EXERCISE:
Exclude the pictures, then repeat the remaining data exactly.

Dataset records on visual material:
--- Begin ---
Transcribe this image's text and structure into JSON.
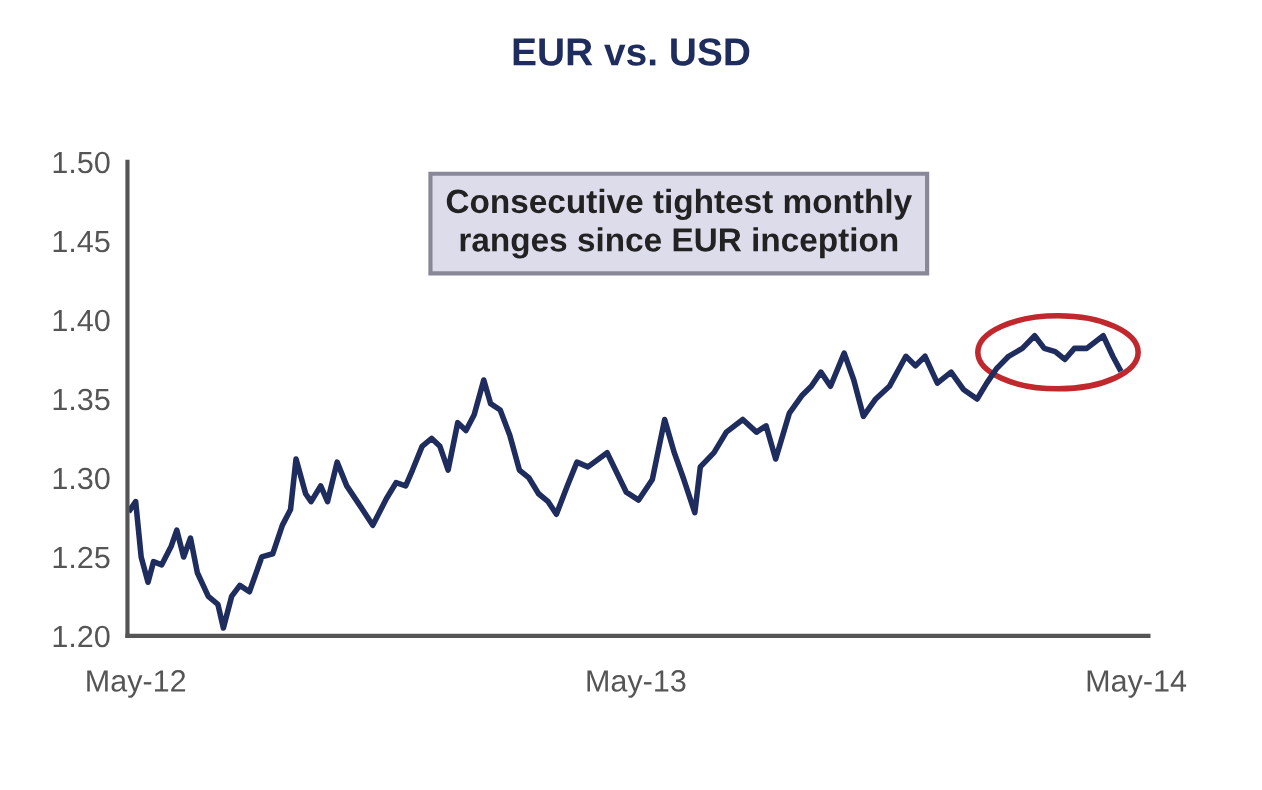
{
  "chart_data": {
    "type": "line",
    "title": "EUR vs. USD",
    "annotations": [
      "Consecutive tightest monthly\nranges since EUR inception"
    ],
    "x": [
      "2012-04-27",
      "2012-05-01",
      "2012-05-05",
      "2012-05-10",
      "2012-05-14",
      "2012-05-20",
      "2012-05-27",
      "2012-05-31",
      "2012-06-05",
      "2012-06-10",
      "2012-06-15",
      "2012-06-23",
      "2012-06-30",
      "2012-07-04",
      "2012-07-10",
      "2012-07-16",
      "2012-07-23",
      "2012-08-01",
      "2012-08-09",
      "2012-08-16",
      "2012-08-22",
      "2012-08-26",
      "2012-09-02",
      "2012-09-06",
      "2012-09-13",
      "2012-09-18",
      "2012-09-25",
      "2012-10-02",
      "2012-10-12",
      "2012-10-21",
      "2012-10-31",
      "2012-11-07",
      "2012-11-14",
      "2012-11-19",
      "2012-11-26",
      "2012-12-03",
      "2012-12-09",
      "2012-12-15",
      "2012-12-22",
      "2012-12-28",
      "2013-01-03",
      "2013-01-10",
      "2013-01-15",
      "2013-01-22",
      "2013-01-29",
      "2013-02-05",
      "2013-02-12",
      "2013-02-19",
      "2013-02-26",
      "2013-03-04",
      "2013-03-12",
      "2013-03-19",
      "2013-03-27",
      "2013-04-10",
      "2013-04-24",
      "2013-05-03",
      "2013-05-13",
      "2013-05-22",
      "2013-05-29",
      "2013-06-05",
      "2013-06-13",
      "2013-06-17",
      "2013-06-27",
      "2013-07-06",
      "2013-07-18",
      "2013-07-28",
      "2013-08-04",
      "2013-08-11",
      "2013-08-21",
      "2013-08-30",
      "2013-09-06",
      "2013-09-13",
      "2013-09-20",
      "2013-09-30",
      "2013-10-07",
      "2013-10-14",
      "2013-10-23",
      "2013-11-02",
      "2013-11-14",
      "2013-11-21",
      "2013-11-28",
      "2013-12-07",
      "2013-12-17",
      "2013-12-26",
      "2014-01-05",
      "2014-01-12",
      "2014-01-19",
      "2014-01-28",
      "2014-02-07",
      "2014-02-16",
      "2014-02-23",
      "2014-03-03",
      "2014-03-10",
      "2014-03-17",
      "2014-03-26",
      "2014-04-07",
      "2014-04-14",
      "2014-04-19"
    ],
    "series": [
      {
        "color": "#1f2d5e",
        "values": [
          1.28,
          1.285,
          1.25,
          1.234,
          1.247,
          1.245,
          1.257,
          1.267,
          1.25,
          1.262,
          1.24,
          1.225,
          1.22,
          1.205,
          1.225,
          1.232,
          1.228,
          1.25,
          1.252,
          1.27,
          1.28,
          1.312,
          1.29,
          1.285,
          1.295,
          1.285,
          1.31,
          1.295,
          1.282,
          1.27,
          1.287,
          1.297,
          1.295,
          1.305,
          1.32,
          1.325,
          1.32,
          1.305,
          1.335,
          1.33,
          1.34,
          1.362,
          1.347,
          1.343,
          1.327,
          1.305,
          1.3,
          1.29,
          1.285,
          1.277,
          1.295,
          1.31,
          1.307,
          1.316,
          1.291,
          1.286,
          1.299,
          1.337,
          1.316,
          1.299,
          1.278,
          1.307,
          1.316,
          1.329,
          1.337,
          1.329,
          1.333,
          1.312,
          1.341,
          1.352,
          1.358,
          1.367,
          1.358,
          1.379,
          1.362,
          1.339,
          1.35,
          1.358,
          1.377,
          1.371,
          1.377,
          1.36,
          1.367,
          1.356,
          1.35,
          1.36,
          1.369,
          1.377,
          1.382,
          1.39,
          1.382,
          1.38,
          1.375,
          1.382,
          1.382,
          1.39,
          1.377,
          1.369
        ]
      }
    ],
    "xlim": [
      "2012-04-25",
      "2014-05-10"
    ],
    "xticks": [
      {
        "value": "2012-05-01",
        "label": "May-12"
      },
      {
        "value": "2013-05-01",
        "label": "May-13"
      },
      {
        "value": "2014-05-01",
        "label": "May-14"
      }
    ],
    "ylim": [
      1.2,
      1.5
    ],
    "yticks": [
      {
        "value": 1.2,
        "label": "1.20"
      },
      {
        "value": 1.25,
        "label": "1.25"
      },
      {
        "value": 1.3,
        "label": "1.30"
      },
      {
        "value": 1.35,
        "label": "1.35"
      },
      {
        "value": 1.4,
        "label": "1.40"
      },
      {
        "value": 1.45,
        "label": "1.45"
      },
      {
        "value": 1.5,
        "label": "1.50"
      }
    ],
    "grid": false,
    "legend": false
  }
}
--- End ---
WRITTEN RESPONSE:
Transcribe this image's text and structure into JSON.
{
  "chart_data": {
    "type": "line",
    "title": "EUR vs. USD",
    "annotations": [
      "Consecutive tightest monthly\nranges since EUR inception"
    ],
    "x": [
      "2012-04-27",
      "2012-05-01",
      "2012-05-05",
      "2012-05-10",
      "2012-05-14",
      "2012-05-20",
      "2012-05-27",
      "2012-05-31",
      "2012-06-05",
      "2012-06-10",
      "2012-06-15",
      "2012-06-23",
      "2012-06-30",
      "2012-07-04",
      "2012-07-10",
      "2012-07-16",
      "2012-07-23",
      "2012-08-01",
      "2012-08-09",
      "2012-08-16",
      "2012-08-22",
      "2012-08-26",
      "2012-09-02",
      "2012-09-06",
      "2012-09-13",
      "2012-09-18",
      "2012-09-25",
      "2012-10-02",
      "2012-10-12",
      "2012-10-21",
      "2012-10-31",
      "2012-11-07",
      "2012-11-14",
      "2012-11-19",
      "2012-11-26",
      "2012-12-03",
      "2012-12-09",
      "2012-12-15",
      "2012-12-22",
      "2012-12-28",
      "2013-01-03",
      "2013-01-10",
      "2013-01-15",
      "2013-01-22",
      "2013-01-29",
      "2013-02-05",
      "2013-02-12",
      "2013-02-19",
      "2013-02-26",
      "2013-03-04",
      "2013-03-12",
      "2013-03-19",
      "2013-03-27",
      "2013-04-10",
      "2013-04-24",
      "2013-05-03",
      "2013-05-13",
      "2013-05-22",
      "2013-05-29",
      "2013-06-05",
      "2013-06-13",
      "2013-06-17",
      "2013-06-27",
      "2013-07-06",
      "2013-07-18",
      "2013-07-28",
      "2013-08-04",
      "2013-08-11",
      "2013-08-21",
      "2013-08-30",
      "2013-09-06",
      "2013-09-13",
      "2013-09-20",
      "2013-09-30",
      "2013-10-07",
      "2013-10-14",
      "2013-10-23",
      "2013-11-02",
      "2013-11-14",
      "2013-11-21",
      "2013-11-28",
      "2013-12-07",
      "2013-12-17",
      "2013-12-26",
      "2014-01-05",
      "2014-01-12",
      "2014-01-19",
      "2014-01-28",
      "2014-02-07",
      "2014-02-16",
      "2014-02-23",
      "2014-03-03",
      "2014-03-10",
      "2014-03-17",
      "2014-03-26",
      "2014-04-07",
      "2014-04-14",
      "2014-04-19"
    ],
    "series": [
      {
        "color": "#1f2d5e",
        "values": [
          1.28,
          1.285,
          1.25,
          1.234,
          1.247,
          1.245,
          1.257,
          1.267,
          1.25,
          1.262,
          1.24,
          1.225,
          1.22,
          1.205,
          1.225,
          1.232,
          1.228,
          1.25,
          1.252,
          1.27,
          1.28,
          1.312,
          1.29,
          1.285,
          1.295,
          1.285,
          1.31,
          1.295,
          1.282,
          1.27,
          1.287,
          1.297,
          1.295,
          1.305,
          1.32,
          1.325,
          1.32,
          1.305,
          1.335,
          1.33,
          1.34,
          1.362,
          1.347,
          1.343,
          1.327,
          1.305,
          1.3,
          1.29,
          1.285,
          1.277,
          1.295,
          1.31,
          1.307,
          1.316,
          1.291,
          1.286,
          1.299,
          1.337,
          1.316,
          1.299,
          1.278,
          1.307,
          1.316,
          1.329,
          1.337,
          1.329,
          1.333,
          1.312,
          1.341,
          1.352,
          1.358,
          1.367,
          1.358,
          1.379,
          1.362,
          1.339,
          1.35,
          1.358,
          1.377,
          1.371,
          1.377,
          1.36,
          1.367,
          1.356,
          1.35,
          1.36,
          1.369,
          1.377,
          1.382,
          1.39,
          1.382,
          1.38,
          1.375,
          1.382,
          1.382,
          1.39,
          1.377,
          1.369
        ]
      }
    ],
    "xlim": [
      "2012-04-25",
      "2014-05-10"
    ],
    "xticks": [
      {
        "value": "2012-05-01",
        "label": "May-12"
      },
      {
        "value": "2013-05-01",
        "label": "May-13"
      },
      {
        "value": "2014-05-01",
        "label": "May-14"
      }
    ],
    "ylim": [
      1.2,
      1.5
    ],
    "yticks": [
      {
        "value": 1.2,
        "label": "1.20"
      },
      {
        "value": 1.25,
        "label": "1.25"
      },
      {
        "value": 1.3,
        "label": "1.30"
      },
      {
        "value": 1.35,
        "label": "1.35"
      },
      {
        "value": 1.4,
        "label": "1.40"
      },
      {
        "value": 1.45,
        "label": "1.45"
      },
      {
        "value": 1.5,
        "label": "1.50"
      }
    ],
    "grid": false,
    "legend": false
  }
}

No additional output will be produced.